Written request 1: Retype the passage from the article on wind and hydropower in the Pacific Northwest, beginning at the words "The geography of" and stopping after "capacity has doubled.".

Wind

Where More Is Not Merrier: The Battle Between Wind and Water in the Pacific Northwest

The Pacific Northwest is endowed with some of the best water resources in the U.S. The steep gradient of the Columbia River and numerous dams across its tributaries provide an incredible opportunity to produce tremendous amounts of renewable hydroelectric power. Hydropower alone provides over 75% of the region’s electricity.

The geography of the Columbia River Gorge also provides for significant wind generation potential. Over the past four years, the region’s installed wind power capacity has doubled.

The presence of both renewable forms of generation in large quantities in the same region has led to several operational challenges for the transmission grid operator, the federal agency Bonneville Power Administration (BPA). Although the region typically exports surplus power to load centers in California, there are periods of time when wind power and hydropower exceed the regional demand for electricity. The competition between wind and water has intensified over the past few years. Due to transmission limitations in the Pacific Northwest system, all the extra energy generated by wind and hydro cannot be exported to markets in the east or south. As a result, BPA has had to develop protocols to handle “excess” generation situations when the transmission system cannot absorb additional surplus power. Recent developments suggest that wind may continue to be curtailed ahead of hydro to protect salmon habitat, a protocol that requires BPA to force certain wind units to turn off to maintain grid reliability.

Last year, several wind generation owners in the Northwest appealed to the U.S. Federal Energy Regulatory Commission (FERC), indicating that the treatment of curtailment has led to significant problems with wind facilities’ operations and profitability in the region. Any solution must strike a balance among all of the following interests:

  • Existing hydroelectric plants that have operating constraints to prevent damage to fish habitats and that produce enormous amounts of inexpensive power.
  • New wind turbine owners that are demanding full grid access in order to operate with high availability to produce revenue and production tax credits.
  • The limitations of a grid never designed for sustained overcapacity operation.

Supplied entries:
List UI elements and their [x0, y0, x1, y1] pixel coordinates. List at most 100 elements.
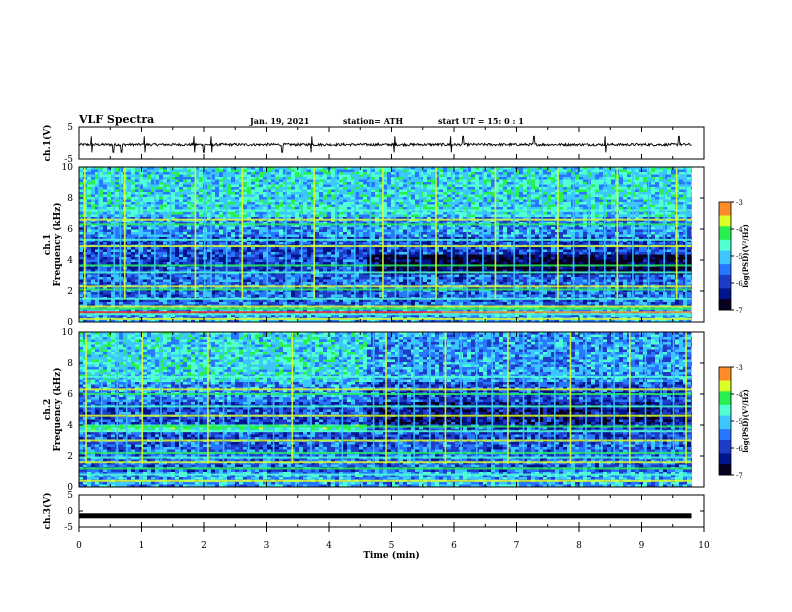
spectrogram-cell — [591, 197, 596, 200]
spectrogram-cell — [363, 239, 368, 243]
spectrogram-cell — [259, 234, 264, 238]
spectrogram-cell — [339, 202, 344, 205]
spectrogram-cell — [275, 189, 280, 193]
spectrogram-cell — [523, 219, 528, 223]
spectrogram-cell — [87, 182, 92, 185]
spectrogram-cell — [623, 169, 628, 173]
spectrogram-cell — [383, 194, 388, 198]
spectrogram-cell — [403, 219, 408, 223]
spectrogram-cell — [519, 184, 524, 188]
spectrogram-cell — [611, 184, 616, 188]
spectrogram-cell — [355, 177, 360, 180]
spectrogram-cell — [111, 187, 116, 190]
spectrogram-cell — [103, 204, 108, 208]
spectrogram-cell — [167, 207, 172, 210]
spectrogram-cell — [595, 224, 600, 228]
spectrogram-cell — [319, 217, 324, 220]
spectrogram-cell — [627, 229, 632, 233]
spectrogram-cell — [399, 182, 404, 185]
spectrogram-cell — [179, 182, 184, 185]
spectrogram-cell — [467, 229, 472, 233]
spectrogram-cell — [551, 234, 556, 238]
spectrogram-cell — [391, 229, 396, 233]
spectrogram-cell — [239, 182, 244, 185]
spectrogram-cell — [459, 219, 464, 223]
spectrogram-cell — [303, 219, 308, 223]
spectrogram-cell — [383, 239, 388, 243]
spectrogram-cell — [427, 232, 432, 235]
spectrogram-cell — [627, 234, 632, 238]
spectrogram-cell — [87, 192, 92, 195]
spectrogram-cell — [487, 229, 492, 233]
spectrogram-cell — [519, 202, 524, 205]
spectrogram-cell — [519, 219, 524, 223]
spectrogram-cell — [191, 202, 196, 205]
spectrogram-cell — [283, 192, 288, 195]
spectrogram-cell — [567, 179, 572, 183]
spectrogram-cell — [107, 192, 112, 195]
spectrogram-cell — [339, 169, 344, 173]
spectrogram-cell — [607, 219, 612, 223]
spectrogram-cell — [223, 192, 228, 195]
spectrogram-cell — [455, 237, 460, 240]
spectrogram-cell — [635, 177, 640, 180]
spectrogram-cell — [175, 199, 180, 203]
spectrogram-cell — [411, 219, 416, 223]
spectrogram-cell — [403, 237, 408, 240]
spectrogram-cell — [287, 214, 292, 218]
spectrogram-cell — [287, 197, 292, 200]
spectrogram-cell — [623, 204, 628, 208]
spectrogram-cell — [79, 232, 84, 235]
spectrogram-cell — [463, 194, 468, 198]
spectrogram-cell — [503, 239, 508, 243]
spectrogram-cell — [623, 177, 628, 180]
spectrogram-cell — [379, 224, 384, 228]
spectrogram-cell — [471, 167, 476, 170]
spectrogram-cell — [127, 229, 132, 233]
spectrogram-cell — [239, 224, 244, 228]
spectrogram-cell — [159, 194, 164, 198]
spectrogram-cell — [331, 219, 336, 223]
spectrogram-cell — [607, 172, 612, 175]
spectrogram-cell — [595, 192, 600, 195]
spectrogram-cell — [171, 177, 176, 180]
spectrogram-cell — [235, 224, 240, 228]
spectrogram-cell — [511, 242, 516, 245]
spectrogram-cell — [407, 217, 412, 220]
spectrogram-cell — [279, 187, 284, 190]
spectrogram-cell — [331, 204, 336, 208]
spectrogram-cell — [595, 234, 600, 238]
spectrogram-cell — [291, 242, 296, 245]
spectrogram-cell — [187, 214, 192, 218]
spectrogram-cell — [523, 184, 528, 188]
spectrogram-cell — [663, 177, 668, 180]
spectrogram-cell — [667, 192, 672, 195]
spectrogram-cell — [383, 174, 388, 178]
spectrogram-cell — [135, 184, 140, 188]
spectrogram-cell — [115, 232, 120, 235]
spectrogram-cell — [463, 242, 468, 245]
spectrogram-cell — [271, 239, 276, 243]
spectrogram-cell — [611, 232, 616, 235]
spectrogram-cell — [355, 232, 360, 235]
spectrogram-cell — [379, 174, 384, 178]
spectrogram-cell — [447, 237, 452, 240]
spectrogram-cell — [179, 189, 184, 193]
spectrogram-cell — [151, 229, 156, 233]
spectrogram-cell — [619, 242, 624, 245]
spectrogram-cell — [159, 169, 164, 173]
spectrogram-cell — [263, 179, 268, 183]
spectrogram-cell — [375, 214, 380, 218]
spectrogram-cell — [223, 174, 228, 178]
spectrogram-cell — [267, 169, 272, 173]
spectrogram-cell — [99, 214, 104, 218]
spectrogram-cell — [183, 192, 188, 195]
spectrogram-cell — [431, 167, 436, 170]
spectrogram-cell — [583, 182, 588, 185]
spectrogram-cell — [183, 174, 188, 178]
spectrogram-cell — [387, 234, 392, 238]
spectrogram-cell — [379, 237, 384, 240]
spectrogram-cell — [451, 182, 456, 185]
spectrogram-cell — [103, 182, 108, 185]
spectrogram-cell — [87, 247, 92, 250]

Written request 2: Lay out the lines of the records as a Markdown table with the columns Row and Line, leaving out blank lines. Begin at the line that has "spectrogram-cell — [591, 197, 596, 200]" and stop after the line that has "spectrogram-cell — [635, 177, 640, 180]".

Result 1:
The geography of the Columbia River Gorge also provides for significant wind generation potential. Over the past four years, the region’s installed wind power capacity has doubled.

Result 2:
| Row | Line |
|---|---|
| 1 | spectrogram-cell — [591, 197, 596, 200] |
| 2 | spectrogram-cell — [363, 239, 368, 243] |
| 3 | spectrogram-cell — [259, 234, 264, 238] |
| 4 | spectrogram-cell — [339, 202, 344, 205] |
| 5 | spectrogram-cell — [275, 189, 280, 193] |
| 6 | spectrogram-cell — [523, 219, 528, 223] |
| 7 | spectrogram-cell — [87, 182, 92, 185] |
| 8 | spectrogram-cell — [623, 169, 628, 173] |
| 9 | spectrogram-cell — [383, 194, 388, 198] |
| 10 | spectrogram-cell — [403, 219, 408, 223] |
| 11 | spectrogram-cell — [519, 184, 524, 188] |
| 12 | spectrogram-cell — [611, 184, 616, 188] |
| 13 | spectrogram-cell — [355, 177, 360, 180] |
| 14 | spectrogram-cell — [111, 187, 116, 190] |
| 15 | spectrogram-cell — [103, 204, 108, 208] |
| 16 | spectrogram-cell — [167, 207, 172, 210] |
| 17 | spectrogram-cell — [595, 224, 600, 228] |
| 18 | spectrogram-cell — [319, 217, 324, 220] |
| 19 | spectrogram-cell — [627, 229, 632, 233] |
| 20 | spectrogram-cell — [399, 182, 404, 185] |
| 21 | spectrogram-cell — [179, 182, 184, 185] |
| 22 | spectrogram-cell — [467, 229, 472, 233] |
| 23 | spectrogram-cell — [551, 234, 556, 238] |
| 24 | spectrogram-cell — [391, 229, 396, 233] |
| 25 | spectrogram-cell — [239, 182, 244, 185] |
| 26 | spectrogram-cell — [459, 219, 464, 223] |
| 27 | spectrogram-cell — [303, 219, 308, 223] |
| 28 | spectrogram-cell — [383, 239, 388, 243] |
| 29 | spectrogram-cell — [427, 232, 432, 235] |
| 30 | spectrogram-cell — [627, 234, 632, 238] |
| 31 | spectrogram-cell — [87, 192, 92, 195] |
| 32 | spectrogram-cell — [487, 229, 492, 233] |
| 33 | spectrogram-cell — [519, 202, 524, 205] |
| 34 | spectrogram-cell — [519, 219, 524, 223] |
| 35 | spectrogram-cell — [191, 202, 196, 205] |
| 36 | spectrogram-cell — [283, 192, 288, 195] |
| 37 | spectrogram-cell — [567, 179, 572, 183] |
| 38 | spectrogram-cell — [107, 192, 112, 195] |
| 39 | spectrogram-cell — [339, 169, 344, 173] |
| 40 | spectrogram-cell — [607, 219, 612, 223] |
| 41 | spectrogram-cell — [223, 192, 228, 195] |
| 42 | spectrogram-cell — [455, 237, 460, 240] |
| 43 | spectrogram-cell — [635, 177, 640, 180] |